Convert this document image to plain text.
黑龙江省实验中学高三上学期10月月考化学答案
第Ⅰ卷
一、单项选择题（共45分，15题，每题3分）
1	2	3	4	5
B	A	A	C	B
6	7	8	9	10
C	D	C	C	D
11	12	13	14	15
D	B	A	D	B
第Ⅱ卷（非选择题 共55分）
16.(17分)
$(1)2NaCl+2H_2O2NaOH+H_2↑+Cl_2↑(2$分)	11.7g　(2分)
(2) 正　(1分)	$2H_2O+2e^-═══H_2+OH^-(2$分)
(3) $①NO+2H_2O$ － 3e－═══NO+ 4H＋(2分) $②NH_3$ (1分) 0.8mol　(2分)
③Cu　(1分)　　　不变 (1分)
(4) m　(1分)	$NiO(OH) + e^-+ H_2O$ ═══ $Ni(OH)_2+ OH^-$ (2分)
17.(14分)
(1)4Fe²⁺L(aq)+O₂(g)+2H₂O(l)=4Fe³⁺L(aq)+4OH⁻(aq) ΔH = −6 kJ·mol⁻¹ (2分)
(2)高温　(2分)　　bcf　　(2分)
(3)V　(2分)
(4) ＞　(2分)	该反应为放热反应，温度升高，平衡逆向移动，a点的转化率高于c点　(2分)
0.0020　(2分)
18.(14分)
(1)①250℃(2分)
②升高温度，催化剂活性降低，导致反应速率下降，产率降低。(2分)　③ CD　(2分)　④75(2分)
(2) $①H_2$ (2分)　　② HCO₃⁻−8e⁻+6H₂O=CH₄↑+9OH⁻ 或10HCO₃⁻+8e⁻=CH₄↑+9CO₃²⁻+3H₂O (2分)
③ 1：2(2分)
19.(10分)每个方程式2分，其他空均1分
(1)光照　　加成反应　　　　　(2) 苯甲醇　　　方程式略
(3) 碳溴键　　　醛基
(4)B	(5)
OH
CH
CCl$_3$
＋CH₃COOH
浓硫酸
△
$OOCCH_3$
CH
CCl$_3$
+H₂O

# # # # #

> _JOB_
Make an exact copy of the material above.

> _ANSWER_
Convert this document image to plain text.
黑龙江省实验中学高三上学期10月月考化学答案
第Ⅰ卷
一、单项选择题（共45分，15题，每题3分）
1	2	3	4	5
B	A	A	C	B
6	7	8	9	10
C	D	C	C	D
11	12	13	14	15
D	B	A	D	B
第Ⅱ卷（非选择题 共55分）
16.(17分)
$(1)2NaCl+2H_2O2NaOH+H_2↑+Cl_2↑(2$分)	11.7g　(2分)
(2) 正　(1分)	$2H_2O+2e^-═══H_2+OH^-(2$分)
(3) $①NO+2H_2O$ － 3e－═══NO+ 4H＋(2分) $②NH_3$ (1分) 0.8mol　(2分)
③Cu　(1分)　　　不变 (1分)
(4) m　(1分)	$NiO(OH) + e^-+ H_2O$ ═══ $Ni(OH)_2+ OH^-$ (2分)
17.(14分)
(1)4Fe²⁺L(aq)+O₂(g)+2H₂O(l)=4Fe³⁺L(aq)+4OH⁻(aq) ΔH = −6 kJ·mol⁻¹ (2分)
(2)高温　(2分)　　bcf　　(2分)
(3)V　(2分)
(4) ＞　(2分)	该反应为放热反应，温度升高，平衡逆向移动，a点的转化率高于c点　(2分)
0.0020　(2分)
18.(14分)
(1)①250℃(2分)
②升高温度，催化剂活性降低，导致反应速率下降，产率降低。(2分)　③ CD　(2分)　④75(2分)
(2) $①H_2$ (2分)　　② HCO₃⁻−8e⁻+6H₂O=CH₄↑+9OH⁻ 或10HCO₃⁻+8e⁻=CH₄↑+9CO₃²⁻+3H₂O (2分)
③ 1：2(2分)
19.(10分)每个方程式2分，其他空均1分
(1)光照　　加成反应　　　　　(2) 苯甲醇　　　方程式略
(3) 碳溴键　　　醛基
(4)B	(5)
OH
CH
CCl$_3$
＋CH₃COOH
浓硫酸
△
$OOCCH_3$
CH
CCl$_3$
+H₂O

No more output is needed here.